What you need to do =
**1.** According to the transcript about Tableau Agent, what was Tableau Agent previously called?
**2.** Echo the transcript about Tableau Agent word for word, starting at "31:41Now when we" and ending at "little bit longer.".
**3.** Proceed with the transcript about Tableau Agent, picking up right after its final line.

Selected passage =
___

31:17We look at purpose.
31:19I think the tableau agent is one of those things that I really really struggle to understand
31:23You see, on one hand, I actually really like the term copilot, and this is not not necessarily something that I'm attached to, but I think it was a meaningful description of what was happening inside of the product experience
31:34you're writing or you're building something and you want some support, there's a copilot that allows you to go and get that task done.
31:41Now when we talk about agents in the Tableau ecosystem, especially when we talk about agentic AI
31:46and the meaning of a gentic AI, which is very much an autonomous system doing things on your behalf, I struggled to translate that to the Tableau ecosystem.
31:54This is one of those places where I wish um Tableau as a team or Tableau as a product team inside of Salesforce
32:00Could have just stood up a little bit to the Salesforce messaging and said, actually, we haven't fully delivered on the basic AI experience just yet.
32:08We are a way off from agentic AI.
32:11Let's just stick with copilot for a little bit longer.
32:14Let's actually deliver on some of that co-pilot excellence.
32:16If you use Tableau Agent today, it was previously called Einstein Copilot.
32:20I don't think that vision has been fully delivered.

___

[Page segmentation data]
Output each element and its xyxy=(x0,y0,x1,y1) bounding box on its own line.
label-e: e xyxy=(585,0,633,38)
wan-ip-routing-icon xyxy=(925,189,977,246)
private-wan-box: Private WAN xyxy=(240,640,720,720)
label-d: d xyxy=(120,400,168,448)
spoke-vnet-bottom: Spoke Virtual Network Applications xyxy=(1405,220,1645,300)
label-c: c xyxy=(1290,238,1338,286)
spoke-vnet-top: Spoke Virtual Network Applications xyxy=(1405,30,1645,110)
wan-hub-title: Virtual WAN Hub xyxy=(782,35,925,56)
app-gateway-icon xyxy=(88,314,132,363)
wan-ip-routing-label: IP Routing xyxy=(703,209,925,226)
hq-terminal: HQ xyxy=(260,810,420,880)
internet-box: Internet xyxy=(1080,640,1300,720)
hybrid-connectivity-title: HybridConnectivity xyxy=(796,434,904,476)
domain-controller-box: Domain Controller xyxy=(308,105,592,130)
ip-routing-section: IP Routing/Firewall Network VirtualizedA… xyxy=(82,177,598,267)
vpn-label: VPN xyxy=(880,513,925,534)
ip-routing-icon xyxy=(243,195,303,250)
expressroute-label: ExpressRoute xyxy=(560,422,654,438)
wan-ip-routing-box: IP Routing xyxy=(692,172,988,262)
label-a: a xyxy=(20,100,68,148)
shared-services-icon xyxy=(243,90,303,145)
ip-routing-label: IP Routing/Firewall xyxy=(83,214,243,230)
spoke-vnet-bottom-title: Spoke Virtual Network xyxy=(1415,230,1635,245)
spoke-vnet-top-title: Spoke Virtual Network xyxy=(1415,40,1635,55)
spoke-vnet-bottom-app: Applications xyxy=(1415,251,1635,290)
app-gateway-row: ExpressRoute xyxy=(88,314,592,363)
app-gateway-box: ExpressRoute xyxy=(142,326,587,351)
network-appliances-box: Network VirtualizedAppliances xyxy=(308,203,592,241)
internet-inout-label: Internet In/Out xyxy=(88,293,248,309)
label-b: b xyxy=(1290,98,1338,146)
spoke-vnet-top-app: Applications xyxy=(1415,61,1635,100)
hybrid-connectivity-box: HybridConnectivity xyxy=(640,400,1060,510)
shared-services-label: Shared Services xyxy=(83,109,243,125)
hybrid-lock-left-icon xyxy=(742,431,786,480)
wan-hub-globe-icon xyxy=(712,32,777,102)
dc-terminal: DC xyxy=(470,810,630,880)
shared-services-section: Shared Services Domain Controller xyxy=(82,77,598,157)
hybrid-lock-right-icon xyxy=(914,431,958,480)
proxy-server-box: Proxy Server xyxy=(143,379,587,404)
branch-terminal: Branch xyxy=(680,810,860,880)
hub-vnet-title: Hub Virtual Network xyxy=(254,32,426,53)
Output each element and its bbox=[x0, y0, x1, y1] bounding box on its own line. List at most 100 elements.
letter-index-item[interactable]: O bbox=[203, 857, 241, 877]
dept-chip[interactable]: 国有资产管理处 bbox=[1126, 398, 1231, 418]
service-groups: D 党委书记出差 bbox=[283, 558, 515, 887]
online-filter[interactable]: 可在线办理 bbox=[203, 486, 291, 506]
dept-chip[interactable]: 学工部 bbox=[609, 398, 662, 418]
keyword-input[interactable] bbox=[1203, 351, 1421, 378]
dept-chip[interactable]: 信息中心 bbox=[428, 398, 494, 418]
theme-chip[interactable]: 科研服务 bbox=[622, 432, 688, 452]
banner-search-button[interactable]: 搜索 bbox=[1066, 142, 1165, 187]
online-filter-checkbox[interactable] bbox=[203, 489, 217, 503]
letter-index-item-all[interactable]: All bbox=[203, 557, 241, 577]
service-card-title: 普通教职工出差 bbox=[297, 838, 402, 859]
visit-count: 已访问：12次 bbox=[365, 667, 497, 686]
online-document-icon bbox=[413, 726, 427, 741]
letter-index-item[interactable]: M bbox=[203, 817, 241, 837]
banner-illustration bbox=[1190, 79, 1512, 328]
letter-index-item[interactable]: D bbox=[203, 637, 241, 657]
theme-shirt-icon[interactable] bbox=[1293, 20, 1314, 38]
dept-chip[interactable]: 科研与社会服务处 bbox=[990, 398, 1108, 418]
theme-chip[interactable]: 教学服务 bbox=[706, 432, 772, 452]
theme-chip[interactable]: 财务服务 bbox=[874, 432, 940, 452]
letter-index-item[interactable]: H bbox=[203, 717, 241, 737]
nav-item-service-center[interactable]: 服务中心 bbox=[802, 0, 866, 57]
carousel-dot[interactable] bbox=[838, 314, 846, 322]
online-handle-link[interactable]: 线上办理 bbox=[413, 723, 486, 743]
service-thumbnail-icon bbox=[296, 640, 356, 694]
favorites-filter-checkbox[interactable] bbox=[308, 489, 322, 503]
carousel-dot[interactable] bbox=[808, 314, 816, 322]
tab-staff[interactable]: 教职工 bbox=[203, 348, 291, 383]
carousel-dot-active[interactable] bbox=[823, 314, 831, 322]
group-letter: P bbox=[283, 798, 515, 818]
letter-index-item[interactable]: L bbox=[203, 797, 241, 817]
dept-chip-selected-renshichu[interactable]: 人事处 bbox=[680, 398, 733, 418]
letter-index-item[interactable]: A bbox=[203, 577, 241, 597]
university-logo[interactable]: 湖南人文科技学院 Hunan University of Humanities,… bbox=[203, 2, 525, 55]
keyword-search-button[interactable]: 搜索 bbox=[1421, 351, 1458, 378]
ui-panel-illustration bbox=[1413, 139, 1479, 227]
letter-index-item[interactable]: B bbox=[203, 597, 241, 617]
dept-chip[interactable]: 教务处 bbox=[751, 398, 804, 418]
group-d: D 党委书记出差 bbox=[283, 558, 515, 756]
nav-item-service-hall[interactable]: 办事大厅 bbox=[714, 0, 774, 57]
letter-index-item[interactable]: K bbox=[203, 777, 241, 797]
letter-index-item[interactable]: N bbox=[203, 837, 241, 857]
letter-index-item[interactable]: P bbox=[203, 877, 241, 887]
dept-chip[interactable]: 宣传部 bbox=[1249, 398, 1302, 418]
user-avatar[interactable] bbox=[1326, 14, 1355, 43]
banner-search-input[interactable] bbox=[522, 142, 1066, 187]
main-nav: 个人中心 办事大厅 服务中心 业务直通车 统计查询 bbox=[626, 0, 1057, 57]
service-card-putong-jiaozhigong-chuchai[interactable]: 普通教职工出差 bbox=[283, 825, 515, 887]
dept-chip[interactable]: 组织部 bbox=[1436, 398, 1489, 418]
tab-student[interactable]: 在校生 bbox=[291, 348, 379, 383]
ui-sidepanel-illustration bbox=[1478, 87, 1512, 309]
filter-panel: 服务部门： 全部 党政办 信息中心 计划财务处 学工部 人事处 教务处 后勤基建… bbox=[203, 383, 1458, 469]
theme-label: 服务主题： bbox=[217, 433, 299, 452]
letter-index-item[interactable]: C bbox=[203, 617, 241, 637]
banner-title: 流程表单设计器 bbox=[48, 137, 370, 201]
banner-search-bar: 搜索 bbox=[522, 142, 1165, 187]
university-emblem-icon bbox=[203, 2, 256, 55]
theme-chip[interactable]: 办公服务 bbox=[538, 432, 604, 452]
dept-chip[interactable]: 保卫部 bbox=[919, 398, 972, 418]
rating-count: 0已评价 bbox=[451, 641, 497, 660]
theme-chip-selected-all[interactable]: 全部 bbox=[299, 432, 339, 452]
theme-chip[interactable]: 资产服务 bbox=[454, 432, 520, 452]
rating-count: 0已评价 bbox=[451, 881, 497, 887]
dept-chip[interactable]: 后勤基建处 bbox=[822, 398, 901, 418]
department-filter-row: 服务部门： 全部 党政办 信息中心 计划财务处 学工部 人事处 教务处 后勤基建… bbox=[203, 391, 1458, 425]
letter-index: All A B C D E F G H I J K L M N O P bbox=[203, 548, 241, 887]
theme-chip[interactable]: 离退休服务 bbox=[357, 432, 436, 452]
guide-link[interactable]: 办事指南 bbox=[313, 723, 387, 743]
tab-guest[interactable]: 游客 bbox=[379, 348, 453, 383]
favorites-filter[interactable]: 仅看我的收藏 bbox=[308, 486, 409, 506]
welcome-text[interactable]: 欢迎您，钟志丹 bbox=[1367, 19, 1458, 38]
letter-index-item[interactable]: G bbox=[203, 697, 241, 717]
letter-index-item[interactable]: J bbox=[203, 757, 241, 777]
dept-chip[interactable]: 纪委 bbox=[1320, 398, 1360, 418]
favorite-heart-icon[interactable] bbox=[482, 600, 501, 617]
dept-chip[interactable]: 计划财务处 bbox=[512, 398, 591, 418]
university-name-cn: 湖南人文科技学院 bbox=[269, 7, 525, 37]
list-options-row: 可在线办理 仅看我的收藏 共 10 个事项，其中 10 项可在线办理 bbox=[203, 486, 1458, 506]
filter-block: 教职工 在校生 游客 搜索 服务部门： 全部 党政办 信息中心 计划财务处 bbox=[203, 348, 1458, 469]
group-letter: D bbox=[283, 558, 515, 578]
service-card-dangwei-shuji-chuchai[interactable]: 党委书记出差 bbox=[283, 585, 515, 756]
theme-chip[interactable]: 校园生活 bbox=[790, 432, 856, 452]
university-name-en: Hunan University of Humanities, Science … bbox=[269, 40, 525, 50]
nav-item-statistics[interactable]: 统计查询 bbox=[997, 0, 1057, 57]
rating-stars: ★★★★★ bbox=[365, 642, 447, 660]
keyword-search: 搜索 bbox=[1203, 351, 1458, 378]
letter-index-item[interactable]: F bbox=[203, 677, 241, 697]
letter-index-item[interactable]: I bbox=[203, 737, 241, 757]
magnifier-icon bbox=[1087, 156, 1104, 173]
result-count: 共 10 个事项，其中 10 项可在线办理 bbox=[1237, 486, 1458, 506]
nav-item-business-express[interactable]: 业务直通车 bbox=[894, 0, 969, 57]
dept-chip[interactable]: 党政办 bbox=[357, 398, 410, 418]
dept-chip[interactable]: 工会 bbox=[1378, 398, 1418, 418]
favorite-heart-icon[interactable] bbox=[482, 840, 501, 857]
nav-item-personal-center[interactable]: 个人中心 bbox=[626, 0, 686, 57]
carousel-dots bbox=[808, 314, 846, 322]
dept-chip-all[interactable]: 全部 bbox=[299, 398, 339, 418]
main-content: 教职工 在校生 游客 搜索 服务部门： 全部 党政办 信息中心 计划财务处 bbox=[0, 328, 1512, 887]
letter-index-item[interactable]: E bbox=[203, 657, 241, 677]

___

Answers by item number =
**1.** Einstein Copilot.

**2.**
31:41Now when we talk about agents in the Tableau ecosystem, especially when we talk about agentic AI
31:46and the meaning of a gentic AI, which is very much an autonomous system doing things on your behalf, I struggled to translate that to the Tableau ecosystem.
31:54This is one of those places where I wish um Tableau as a team or Tableau as a product team inside of Salesforce
32:00Could have just stood up a little bit to the Salesforce messaging and said, actually, we haven't fully delivered on the basic AI experience just yet.
32:08We are a way off from agentic AI.
32:11Let's just stick with copilot for a little bit longer.

**3.**
32:22And so I think
32:23It was a necessary thing to finish that vision first before then trying to switch up the game and then focus on the gentic AI because the thing is.
32:31.
32:32The marketing about agentic AI talks about autonomous systems going off and doing things behind the scenes.
32:38Now that makes sense in the Tableau Agent Force, Tableau Einstein world, but in the
32:42In in in today's world, every single day as we're working in there and that side panel, when I go in there, that to me is not an agent.
32:48That's still very much a copilot.
32:50And it makes that experience a little bit painful because it it it makes it sort of much further from the reality that we're heading to, if that makes sense.
32:59And I'm sure there's lots of work going into making that feature much, much better in 2025.
33:03But as of where we left it in 2024, in the term Tableau Agent with a GenTic AI, I think that's really, really far from the vision that's being delivered.
33:13Now, the other thing is that when you look at that agent, in some cases it does really well.
33:18And this is the thing I've been struggling to sort of battle with in my mind.
33:21When we look at Tableau Prep, I think it does a great job because
33:24You're in there writing a calculation, you need some help, boom, it can go off and help you think about that calculation.
33:29And even if it doesn't get it right, it's okay because the context is so small.
33:32You're just writing a calculation and you can see the output, you can see what's going on, you can see the way that it's all done.
33:39However, when you're inside of web authoring and you start to ask it for help,
33:43I just get it misfiring a lot more on even basic things.
33:46Even basic things like understanding the capability that's available in the product
33:51Even using the pre-canned responses they try and get you to use as part of a tutorial, it's just not firing on all cylinders.
33:58And so there is something sort of disparate about this too.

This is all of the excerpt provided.